[Stored data]
───
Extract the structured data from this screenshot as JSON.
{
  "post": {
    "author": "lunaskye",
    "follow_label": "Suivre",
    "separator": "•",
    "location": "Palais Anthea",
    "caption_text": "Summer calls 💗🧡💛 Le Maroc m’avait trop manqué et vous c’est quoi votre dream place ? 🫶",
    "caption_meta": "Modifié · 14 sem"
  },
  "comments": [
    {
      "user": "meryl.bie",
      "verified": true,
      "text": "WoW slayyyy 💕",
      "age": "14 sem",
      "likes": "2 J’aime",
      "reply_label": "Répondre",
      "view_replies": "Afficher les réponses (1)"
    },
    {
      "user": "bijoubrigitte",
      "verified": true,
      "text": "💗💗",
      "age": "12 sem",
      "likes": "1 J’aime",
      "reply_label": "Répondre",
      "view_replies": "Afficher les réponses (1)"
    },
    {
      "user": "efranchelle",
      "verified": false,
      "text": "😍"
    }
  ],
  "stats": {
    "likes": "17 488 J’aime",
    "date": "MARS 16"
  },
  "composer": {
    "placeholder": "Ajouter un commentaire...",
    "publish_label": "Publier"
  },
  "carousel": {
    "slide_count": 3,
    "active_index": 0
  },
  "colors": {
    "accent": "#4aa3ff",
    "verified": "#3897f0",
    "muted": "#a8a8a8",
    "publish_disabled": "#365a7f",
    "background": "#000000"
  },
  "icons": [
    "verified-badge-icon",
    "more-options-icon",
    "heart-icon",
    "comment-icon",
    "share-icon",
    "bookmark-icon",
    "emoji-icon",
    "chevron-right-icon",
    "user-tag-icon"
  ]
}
───
# Exercise
Write out the data again, exactly and in full.

# Exercise result
Extract the structured data from this screenshot as JSON.
{
  "post": {
    "author": "lunaskye",
    "follow_label": "Suivre",
    "separator": "•",
    "location": "Palais Anthea",
    "caption_text": "Summer calls 💗🧡💛 Le Maroc m’avait trop manqué et vous c’est quoi votre dream place ? 🫶",
    "caption_meta": "Modifié · 14 sem"
  },
  "comments": [
    {
      "user": "meryl.bie",
      "verified": true,
      "text": "WoW slayyyy 💕",
      "age": "14 sem",
      "likes": "2 J’aime",
      "reply_label": "Répondre",
      "view_replies": "Afficher les réponses (1)"
    },
    {
      "user": "bijoubrigitte",
      "verified": true,
      "text": "💗💗",
      "age": "12 sem",
      "likes": "1 J’aime",
      "reply_label": "Répondre",
      "view_replies": "Afficher les réponses (1)"
    },
    {
      "user": "efranchelle",
      "verified": false,
      "text": "😍"
    }
  ],
  "stats": {
    "likes": "17 488 J’aime",
    "date": "MARS 16"
  },
  "composer": {
    "placeholder": "Ajouter un commentaire...",
    "publish_label": "Publier"
  },
  "carousel": {
    "slide_count": 3,
    "active_index": 0
  },
  "colors": {
    "accent": "#4aa3ff",
    "verified": "#3897f0",
    "muted": "#a8a8a8",
    "publish_disabled": "#365a7f",
    "background": "#000000"
  },
  "icons": [
    "verified-badge-icon",
    "more-options-icon",
    "heart-icon",
    "comment-icon",
    "share-icon",
    "bookmark-icon",
    "emoji-icon",
    "chevron-right-icon",
    "user-tag-icon"
  ]
}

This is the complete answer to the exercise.